-------- Provided material --------

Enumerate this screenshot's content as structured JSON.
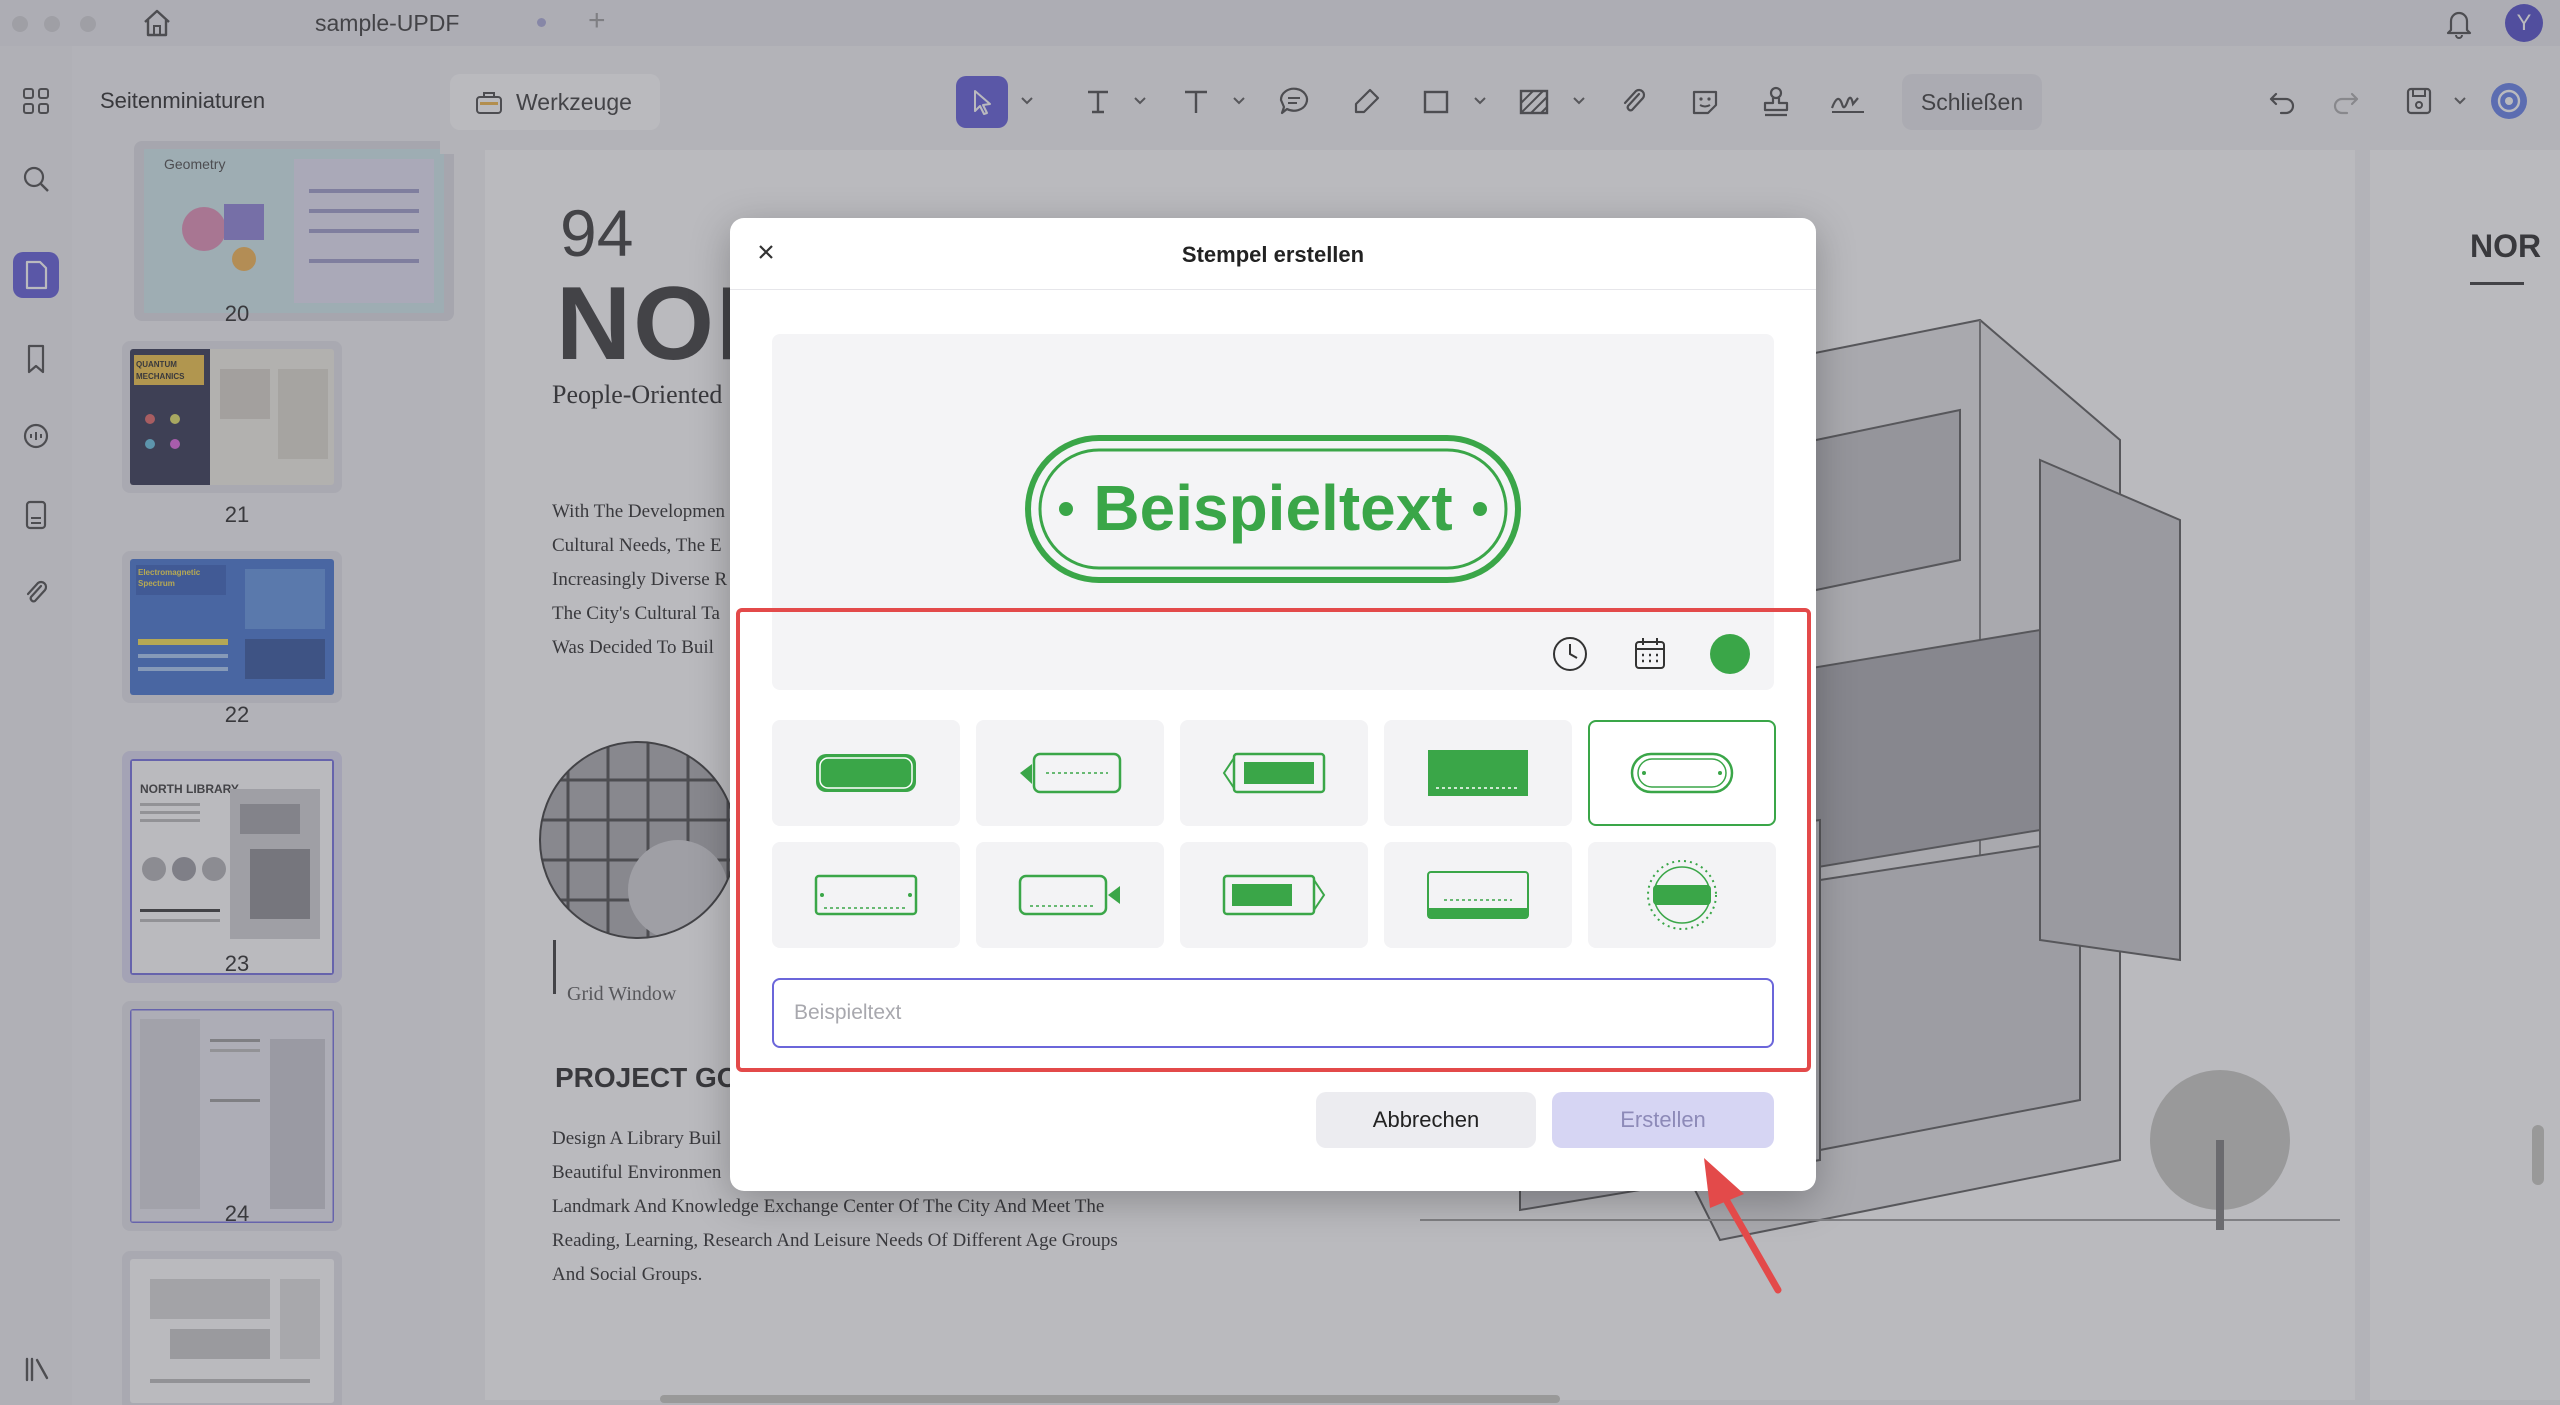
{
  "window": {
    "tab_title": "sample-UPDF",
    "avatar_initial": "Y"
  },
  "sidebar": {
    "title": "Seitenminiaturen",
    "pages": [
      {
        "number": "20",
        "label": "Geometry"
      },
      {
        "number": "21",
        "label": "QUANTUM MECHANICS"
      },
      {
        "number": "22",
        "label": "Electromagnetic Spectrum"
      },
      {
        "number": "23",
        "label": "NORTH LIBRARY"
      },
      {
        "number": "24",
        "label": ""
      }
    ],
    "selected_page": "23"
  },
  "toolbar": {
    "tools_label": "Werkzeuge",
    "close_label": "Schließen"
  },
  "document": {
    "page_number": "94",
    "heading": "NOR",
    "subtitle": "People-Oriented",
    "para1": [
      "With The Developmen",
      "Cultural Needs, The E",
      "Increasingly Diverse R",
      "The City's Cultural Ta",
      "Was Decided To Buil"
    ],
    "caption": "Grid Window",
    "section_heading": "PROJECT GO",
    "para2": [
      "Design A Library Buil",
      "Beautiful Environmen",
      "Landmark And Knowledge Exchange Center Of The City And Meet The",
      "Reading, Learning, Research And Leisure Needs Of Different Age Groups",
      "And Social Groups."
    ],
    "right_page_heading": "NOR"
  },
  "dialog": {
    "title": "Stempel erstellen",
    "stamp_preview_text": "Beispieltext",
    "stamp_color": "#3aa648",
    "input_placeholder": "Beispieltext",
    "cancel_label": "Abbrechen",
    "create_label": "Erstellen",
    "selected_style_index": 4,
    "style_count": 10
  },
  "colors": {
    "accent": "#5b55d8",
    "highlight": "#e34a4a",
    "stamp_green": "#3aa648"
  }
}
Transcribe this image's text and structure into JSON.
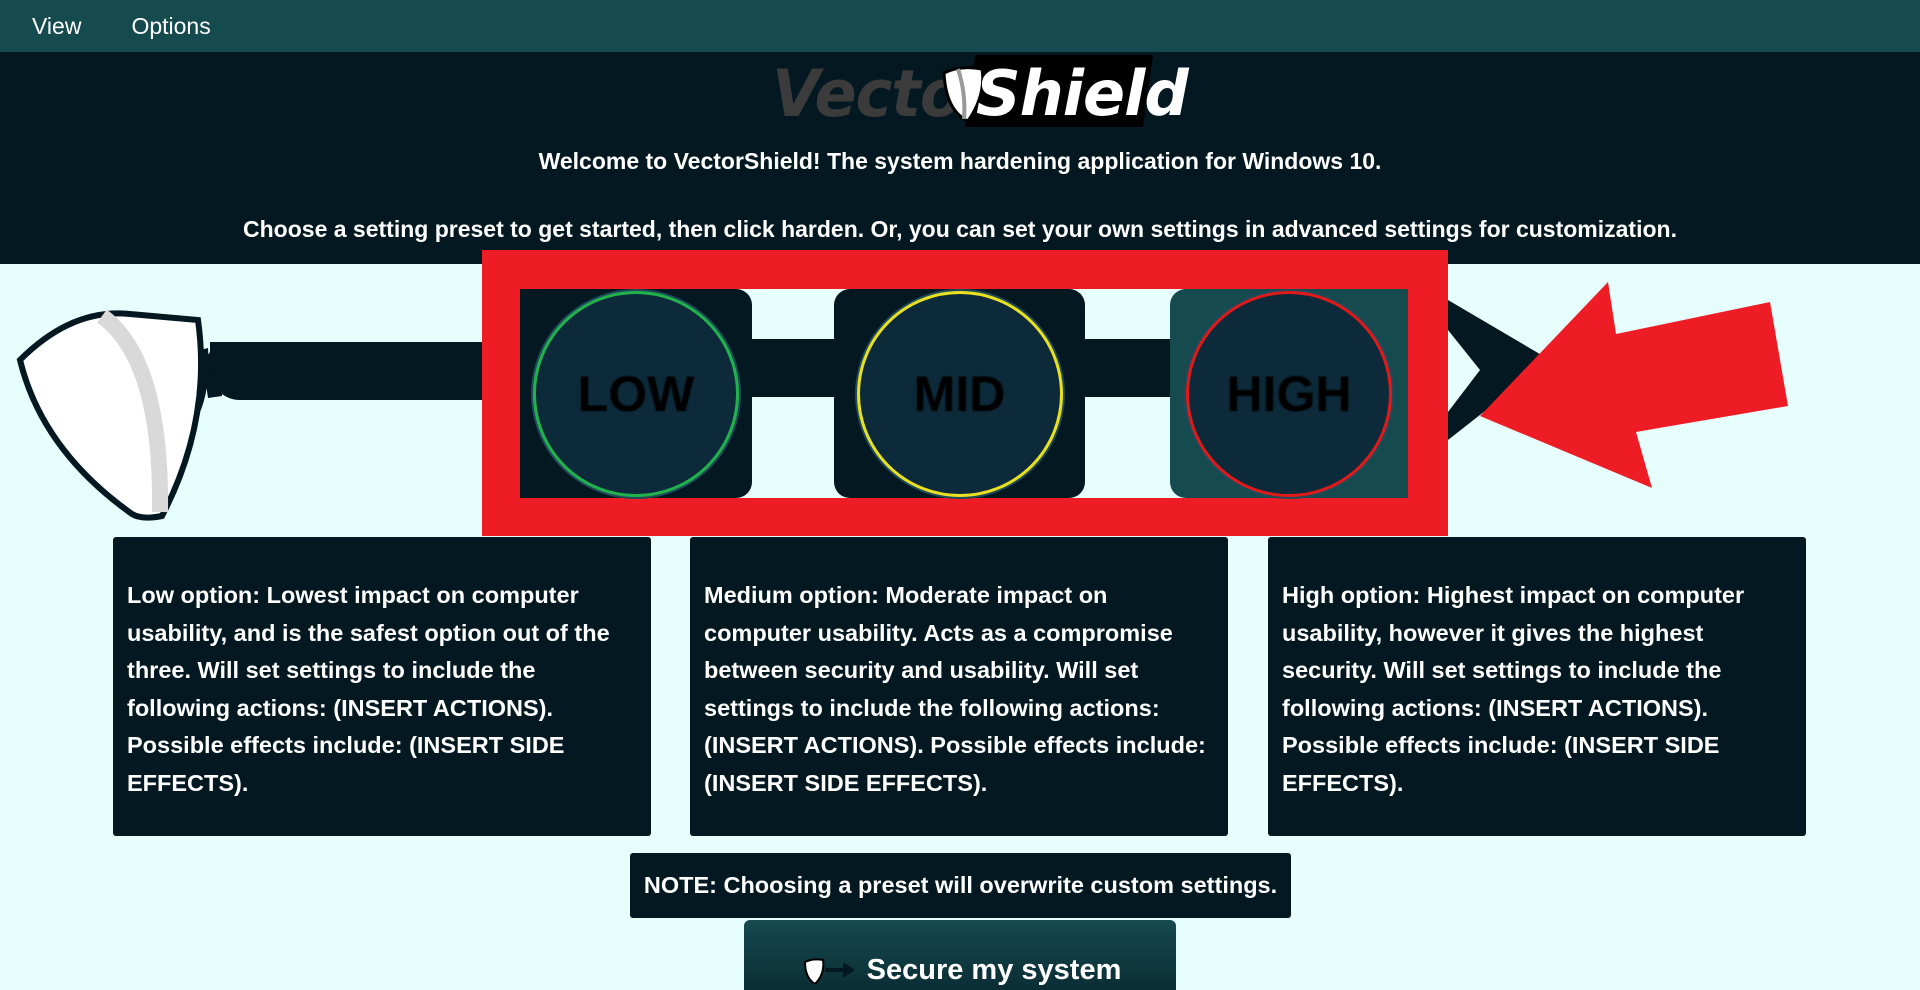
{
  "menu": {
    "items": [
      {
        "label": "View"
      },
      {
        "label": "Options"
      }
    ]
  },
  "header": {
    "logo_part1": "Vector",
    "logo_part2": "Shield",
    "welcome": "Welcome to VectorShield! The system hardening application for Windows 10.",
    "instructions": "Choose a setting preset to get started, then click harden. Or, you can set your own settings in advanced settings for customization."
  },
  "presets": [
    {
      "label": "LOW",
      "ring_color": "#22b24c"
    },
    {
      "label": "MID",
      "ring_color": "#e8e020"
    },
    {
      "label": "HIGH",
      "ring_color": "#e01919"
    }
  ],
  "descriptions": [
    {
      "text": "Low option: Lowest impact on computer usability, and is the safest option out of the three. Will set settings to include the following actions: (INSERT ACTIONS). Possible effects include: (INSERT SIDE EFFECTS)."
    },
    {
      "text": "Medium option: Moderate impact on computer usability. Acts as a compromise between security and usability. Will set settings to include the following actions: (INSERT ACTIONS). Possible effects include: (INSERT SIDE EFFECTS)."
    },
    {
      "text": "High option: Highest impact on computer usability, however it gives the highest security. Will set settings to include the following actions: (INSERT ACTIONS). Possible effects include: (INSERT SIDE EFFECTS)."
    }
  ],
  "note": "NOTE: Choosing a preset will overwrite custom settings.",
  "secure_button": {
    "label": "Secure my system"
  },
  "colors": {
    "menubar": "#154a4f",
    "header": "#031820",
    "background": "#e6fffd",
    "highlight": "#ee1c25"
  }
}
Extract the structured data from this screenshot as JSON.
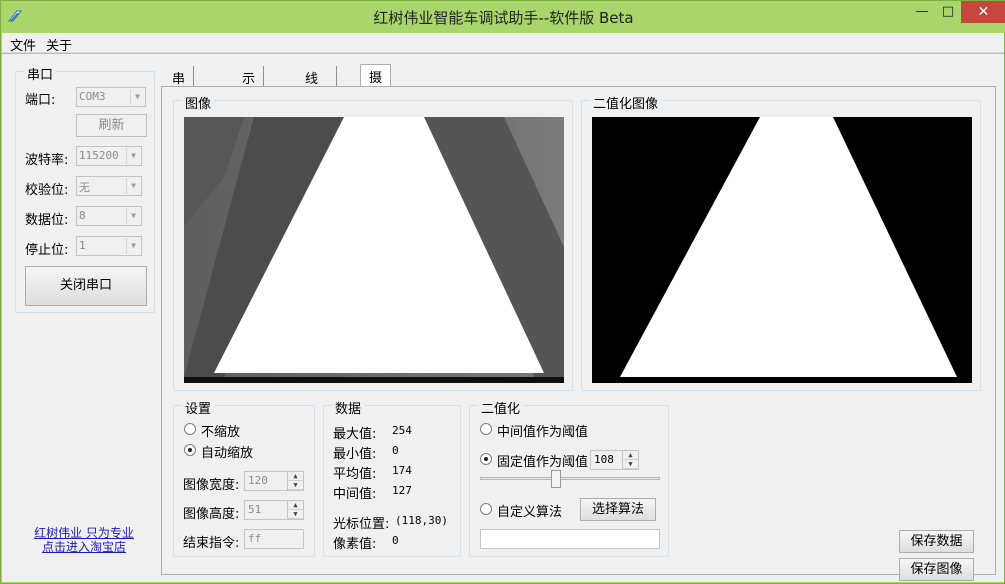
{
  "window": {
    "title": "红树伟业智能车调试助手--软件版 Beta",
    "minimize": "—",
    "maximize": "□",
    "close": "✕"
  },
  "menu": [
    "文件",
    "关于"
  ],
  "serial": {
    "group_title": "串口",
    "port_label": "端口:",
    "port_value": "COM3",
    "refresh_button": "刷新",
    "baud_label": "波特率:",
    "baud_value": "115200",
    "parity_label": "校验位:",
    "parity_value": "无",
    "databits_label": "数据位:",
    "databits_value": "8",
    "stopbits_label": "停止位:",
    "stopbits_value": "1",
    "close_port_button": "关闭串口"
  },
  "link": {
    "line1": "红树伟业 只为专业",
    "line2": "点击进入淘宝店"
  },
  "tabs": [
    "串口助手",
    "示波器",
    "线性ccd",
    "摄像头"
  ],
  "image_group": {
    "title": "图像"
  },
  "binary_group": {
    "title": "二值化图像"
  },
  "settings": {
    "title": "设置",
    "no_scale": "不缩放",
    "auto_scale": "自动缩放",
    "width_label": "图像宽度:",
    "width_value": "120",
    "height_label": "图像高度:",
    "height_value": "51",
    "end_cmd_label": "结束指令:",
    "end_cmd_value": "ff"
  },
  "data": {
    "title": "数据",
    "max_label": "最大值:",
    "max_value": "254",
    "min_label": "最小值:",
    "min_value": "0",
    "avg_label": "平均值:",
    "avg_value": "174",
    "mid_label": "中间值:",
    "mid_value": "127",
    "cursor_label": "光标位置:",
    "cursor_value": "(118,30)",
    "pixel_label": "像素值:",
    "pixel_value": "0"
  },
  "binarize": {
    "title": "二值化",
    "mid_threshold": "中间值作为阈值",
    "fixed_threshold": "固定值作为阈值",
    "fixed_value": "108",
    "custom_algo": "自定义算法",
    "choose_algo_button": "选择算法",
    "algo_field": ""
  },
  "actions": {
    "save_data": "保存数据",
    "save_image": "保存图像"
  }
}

--------

Do this: Transcribe the material as is, with images omitted.

Written response:
Enumerate this screenshot's content as structured JSON.
{
  "window": {
    "tab_title": "sample-UPDF",
    "avatar_initial": "Y"
  },
  "sidebar": {
    "title": "Seitenminiaturen",
    "pages": [
      {
        "number": "20",
        "label": "Geometry"
      },
      {
        "number": "21",
        "label": "QUANTUM MECHANICS"
      },
      {
        "number": "22",
        "label": "Electromagnetic Spectrum"
      },
      {
        "number": "23",
        "label": "NORTH LIBRARY"
      },
      {
        "number": "24",
        "label": ""
      }
    ],
    "selected_page": "23"
  },
  "toolbar": {
    "tools_label": "Werkzeuge",
    "close_label": "Schließen"
  },
  "document": {
    "page_number": "94",
    "heading": "NOR",
    "subtitle": "People-Oriented",
    "para1": [
      "With The Developmen",
      "Cultural Needs, The E",
      "Increasingly Diverse R",
      "The City's Cultural Ta",
      "Was Decided To Buil"
    ],
    "caption": "Grid Window",
    "section_heading": "PROJECT GO",
    "para2": [
      "Design A Library Buil",
      "Beautiful Environmen",
      "Landmark And Knowledge Exchange Center Of The City And Meet The",
      "Reading, Learning, Research And Leisure Needs Of Different Age Groups",
      "And Social Groups."
    ],
    "right_page_heading": "NOR"
  },
  "dialog": {
    "title": "Stempel erstellen",
    "stamp_preview_text": "Beispieltext",
    "stamp_color": "#3aa648",
    "input_placeholder": "Beispieltext",
    "cancel_label": "Abbrechen",
    "create_label": "Erstellen",
    "selected_style_index": 4,
    "style_count": 10
  },
  "colors": {
    "accent": "#5b55d8",
    "highlight": "#e34a4a",
    "stamp_green": "#3aa648"
  }
}
Transcribe this image's text and structure into JSON.
{
  "menu": {
    "items": [
      {
        "label": "View"
      },
      {
        "label": "Options"
      }
    ]
  },
  "header": {
    "logo_part1": "Vector",
    "logo_part2": "Shield",
    "welcome": "Welcome to VectorShield! The system hardening application for Windows 10.",
    "instructions": "Choose a setting preset to get started, then click harden. Or, you can set your own settings in advanced settings for customization."
  },
  "presets": [
    {
      "label": "LOW",
      "ring_color": "#22b24c"
    },
    {
      "label": "MID",
      "ring_color": "#e8e020"
    },
    {
      "label": "HIGH",
      "ring_color": "#e01919"
    }
  ],
  "descriptions": [
    {
      "text": "Low option: Lowest impact on computer usability, and is the safest option out of the three. Will set settings to include the following actions: (INSERT ACTIONS). Possible effects include: (INSERT SIDE EFFECTS)."
    },
    {
      "text": "Medium option: Moderate impact on computer usability. Acts as a compromise between security and usability. Will set settings to include the following actions: (INSERT ACTIONS). Possible effects include: (INSERT SIDE EFFECTS)."
    },
    {
      "text": "High option: Highest impact on computer usability, however it gives the highest security. Will set settings to include the following actions: (INSERT ACTIONS). Possible effects include: (INSERT SIDE EFFECTS)."
    }
  ],
  "note": "NOTE: Choosing a preset will overwrite custom settings.",
  "secure_button": {
    "label": "Secure my system"
  },
  "colors": {
    "menubar": "#154a4f",
    "header": "#031820",
    "background": "#e6fffd",
    "highlight": "#ee1c25"
  }
}
Extract the structured data from this screenshot as JSON.
{
  "window": {
    "title": "红树伟业智能车调试助手--软件版 Beta",
    "minimize": "—",
    "maximize": "□",
    "close": "✕"
  },
  "menu": [
    "文件",
    "关于"
  ],
  "serial": {
    "group_title": "串口",
    "port_label": "端口:",
    "port_value": "COM3",
    "refresh_button": "刷新",
    "baud_label": "波特率:",
    "baud_value": "115200",
    "parity_label": "校验位:",
    "parity_value": "无",
    "databits_label": "数据位:",
    "databits_value": "8",
    "stopbits_label": "停止位:",
    "stopbits_value": "1",
    "close_port_button": "关闭串口"
  },
  "link": {
    "line1": "红树伟业 只为专业",
    "line2": "点击进入淘宝店"
  },
  "tabs": [
    "串口助手",
    "示波器",
    "线性ccd",
    "摄像头"
  ],
  "image_group": {
    "title": "图像"
  },
  "binary_group": {
    "title": "二值化图像"
  },
  "settings": {
    "title": "设置",
    "no_scale": "不缩放",
    "auto_scale": "自动缩放",
    "width_label": "图像宽度:",
    "width_value": "120",
    "height_label": "图像高度:",
    "height_value": "51",
    "end_cmd_label": "结束指令:",
    "end_cmd_value": "ff"
  },
  "data": {
    "title": "数据",
    "max_label": "最大值:",
    "max_value": "254",
    "min_label": "最小值:",
    "min_value": "0",
    "avg_label": "平均值:",
    "avg_value": "174",
    "mid_label": "中间值:",
    "mid_value": "127",
    "cursor_label": "光标位置:",
    "cursor_value": "(118,30)",
    "pixel_label": "像素值:",
    "pixel_value": "0"
  },
  "binarize": {
    "title": "二值化",
    "mid_threshold": "中间值作为阈值",
    "fixed_threshold": "固定值作为阈值",
    "fixed_value": "108",
    "custom_algo": "自定义算法",
    "choose_algo_button": "选择算法",
    "algo_field": ""
  },
  "actions": {
    "save_data": "保存数据",
    "save_image": "保存图像"
  }
}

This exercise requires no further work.